- **TO DO**
Transcribe every line exactly and omit anything that is a picture.

◇ ◇ ◇ ◇ ◇ ◇ ◇

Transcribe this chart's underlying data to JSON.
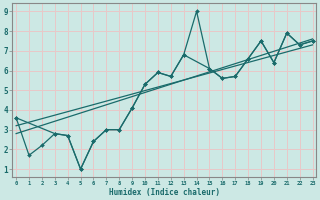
{
  "xlabel": "Humidex (Indice chaleur)",
  "bg_color": "#cce8e4",
  "grid_color": "#e8c8c8",
  "line_color": "#1a6b6b",
  "spine_color": "#888888",
  "xticks": [
    0,
    1,
    2,
    3,
    4,
    5,
    6,
    7,
    8,
    9,
    10,
    11,
    12,
    13,
    14,
    15,
    16,
    17,
    18,
    19,
    20,
    21,
    22,
    23
  ],
  "yticks": [
    1,
    2,
    3,
    4,
    5,
    6,
    7,
    8,
    9
  ],
  "xlim": [
    -0.3,
    23.3
  ],
  "ylim": [
    0.6,
    9.4
  ],
  "lines": [
    {
      "x": [
        0,
        1,
        2,
        3,
        4,
        5,
        6,
        7,
        8,
        9,
        10,
        11,
        12,
        13,
        14,
        15,
        16,
        17,
        18,
        19,
        20,
        21,
        22,
        23
      ],
      "y": [
        3.6,
        1.7,
        2.2,
        2.8,
        2.7,
        1.0,
        2.4,
        3.0,
        3.0,
        4.1,
        5.3,
        5.9,
        5.7,
        6.8,
        9.0,
        6.1,
        5.6,
        5.7,
        6.6,
        7.5,
        6.4,
        7.9,
        7.3,
        7.5
      ],
      "marker": true,
      "linewidth": 0.9
    },
    {
      "x": [
        0,
        3,
        4,
        5,
        6,
        7,
        8,
        9,
        10,
        11,
        12,
        13,
        15,
        16,
        17,
        18,
        19,
        20,
        21,
        22,
        23
      ],
      "y": [
        3.6,
        2.8,
        2.7,
        1.0,
        2.4,
        3.0,
        3.0,
        4.1,
        5.3,
        5.9,
        5.7,
        6.8,
        6.1,
        5.6,
        5.7,
        6.6,
        7.5,
        6.4,
        7.9,
        7.3,
        7.5
      ],
      "marker": true,
      "linewidth": 0.9
    },
    {
      "x": [
        0,
        23
      ],
      "y": [
        2.8,
        7.6
      ],
      "marker": false,
      "linewidth": 0.9
    },
    {
      "x": [
        0,
        23
      ],
      "y": [
        3.2,
        7.3
      ],
      "marker": false,
      "linewidth": 0.9
    }
  ]
}
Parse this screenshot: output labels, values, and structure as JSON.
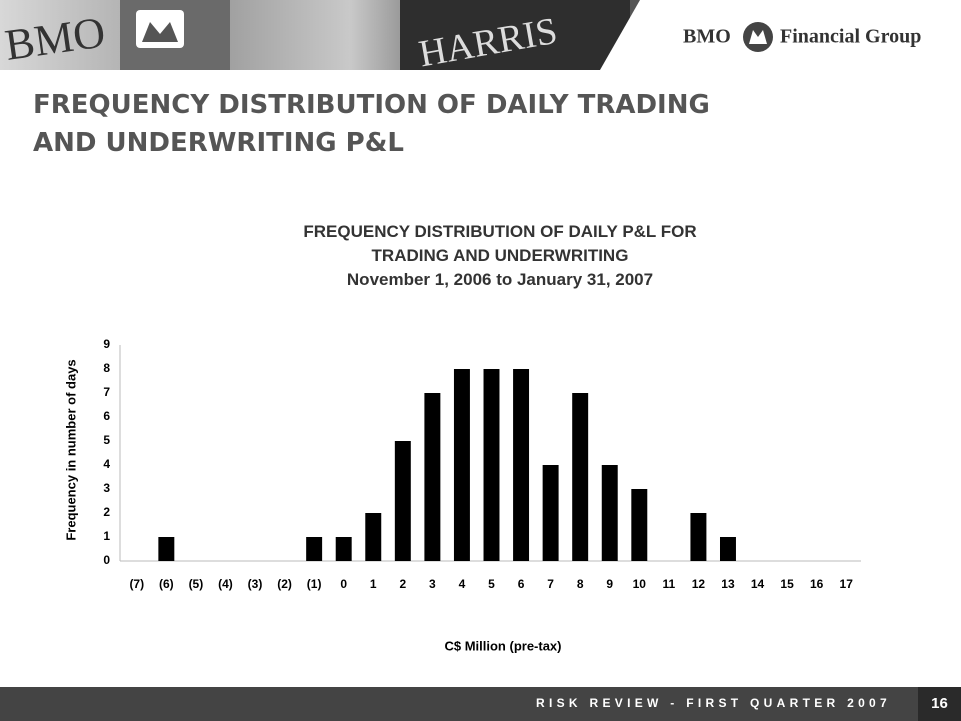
{
  "banner": {
    "photo_texts": [
      "BMO",
      "HARRIS"
    ]
  },
  "logo": {
    "left": "BMO",
    "right": "Financial Group"
  },
  "slide_title": "FREQUENCY DISTRIBUTION OF DAILY TRADING AND UNDERWRITING P&L",
  "chart_data": {
    "type": "bar",
    "title": "FREQUENCY DISTRIBUTION OF DAILY P&L FOR TRADING AND UNDERWRITING",
    "subtitle": "November 1, 2006 to January 31, 2007",
    "x_label": "C$ Million (pre-tax)",
    "y_label": "Frequency in number of days",
    "categories": [
      "(7)",
      "(6)",
      "(5)",
      "(4)",
      "(3)",
      "(2)",
      "(1)",
      "0",
      "1",
      "2",
      "3",
      "4",
      "5",
      "6",
      "7",
      "8",
      "9",
      "10",
      "11",
      "12",
      "13",
      "14",
      "15",
      "16",
      "17"
    ],
    "values": [
      0,
      1,
      0,
      0,
      0,
      0,
      1,
      1,
      2,
      5,
      7,
      8,
      8,
      8,
      4,
      7,
      4,
      3,
      0,
      2,
      1,
      0,
      0,
      0,
      0
    ],
    "color": "#000000",
    "ylim": [
      0,
      9
    ],
    "yticks": [
      0,
      1,
      2,
      3,
      4,
      5,
      6,
      7,
      8,
      9
    ],
    "grid": false
  },
  "footer": {
    "text": "RISK REVIEW - FIRST QUARTER 2007",
    "page": "16"
  }
}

◇ ◇ ◇ ◇ ◇ ◇ ◇

- **FULL ANSWER**
Transcribe this chart's underlying data to JSON.
{
  "xlabel": "Humidex (Indice chaleur)",
  "bg_color": "#cce8e4",
  "grid_color": "#e8c8c8",
  "line_color": "#1a6b6b",
  "spine_color": "#888888",
  "xticks": [
    0,
    1,
    2,
    3,
    4,
    5,
    6,
    7,
    8,
    9,
    10,
    11,
    12,
    13,
    14,
    15,
    16,
    17,
    18,
    19,
    20,
    21,
    22,
    23
  ],
  "yticks": [
    1,
    2,
    3,
    4,
    5,
    6,
    7,
    8,
    9
  ],
  "xlim": [
    -0.3,
    23.3
  ],
  "ylim": [
    0.6,
    9.4
  ],
  "lines": [
    {
      "x": [
        0,
        1,
        2,
        3,
        4,
        5,
        6,
        7,
        8,
        9,
        10,
        11,
        12,
        13,
        14,
        15,
        16,
        17,
        18,
        19,
        20,
        21,
        22,
        23
      ],
      "y": [
        3.6,
        1.7,
        2.2,
        2.8,
        2.7,
        1.0,
        2.4,
        3.0,
        3.0,
        4.1,
        5.3,
        5.9,
        5.7,
        6.8,
        9.0,
        6.1,
        5.6,
        5.7,
        6.6,
        7.5,
        6.4,
        7.9,
        7.3,
        7.5
      ],
      "marker": true,
      "linewidth": 0.9
    },
    {
      "x": [
        0,
        3,
        4,
        5,
        6,
        7,
        8,
        9,
        10,
        11,
        12,
        13,
        15,
        16,
        17,
        18,
        19,
        20,
        21,
        22,
        23
      ],
      "y": [
        3.6,
        2.8,
        2.7,
        1.0,
        2.4,
        3.0,
        3.0,
        4.1,
        5.3,
        5.9,
        5.7,
        6.8,
        6.1,
        5.6,
        5.7,
        6.6,
        7.5,
        6.4,
        7.9,
        7.3,
        7.5
      ],
      "marker": true,
      "linewidth": 0.9
    },
    {
      "x": [
        0,
        23
      ],
      "y": [
        2.8,
        7.6
      ],
      "marker": false,
      "linewidth": 0.9
    },
    {
      "x": [
        0,
        23
      ],
      "y": [
        3.2,
        7.3
      ],
      "marker": false,
      "linewidth": 0.9
    }
  ]
}
Parse this screenshot: output labels, values, and structure as JSON.
{
  "banner": {
    "photo_texts": [
      "BMO",
      "HARRIS"
    ]
  },
  "logo": {
    "left": "BMO",
    "right": "Financial Group"
  },
  "slide_title": "FREQUENCY DISTRIBUTION OF DAILY TRADING AND UNDERWRITING P&L",
  "chart_data": {
    "type": "bar",
    "title": "FREQUENCY DISTRIBUTION OF DAILY P&L FOR TRADING AND UNDERWRITING",
    "subtitle": "November 1, 2006 to January 31, 2007",
    "x_label": "C$ Million (pre-tax)",
    "y_label": "Frequency in number of days",
    "categories": [
      "(7)",
      "(6)",
      "(5)",
      "(4)",
      "(3)",
      "(2)",
      "(1)",
      "0",
      "1",
      "2",
      "3",
      "4",
      "5",
      "6",
      "7",
      "8",
      "9",
      "10",
      "11",
      "12",
      "13",
      "14",
      "15",
      "16",
      "17"
    ],
    "values": [
      0,
      1,
      0,
      0,
      0,
      0,
      1,
      1,
      2,
      5,
      7,
      8,
      8,
      8,
      4,
      7,
      4,
      3,
      0,
      2,
      1,
      0,
      0,
      0,
      0
    ],
    "color": "#000000",
    "ylim": [
      0,
      9
    ],
    "yticks": [
      0,
      1,
      2,
      3,
      4,
      5,
      6,
      7,
      8,
      9
    ],
    "grid": false
  },
  "footer": {
    "text": "RISK REVIEW - FIRST QUARTER 2007",
    "page": "16"
  }
}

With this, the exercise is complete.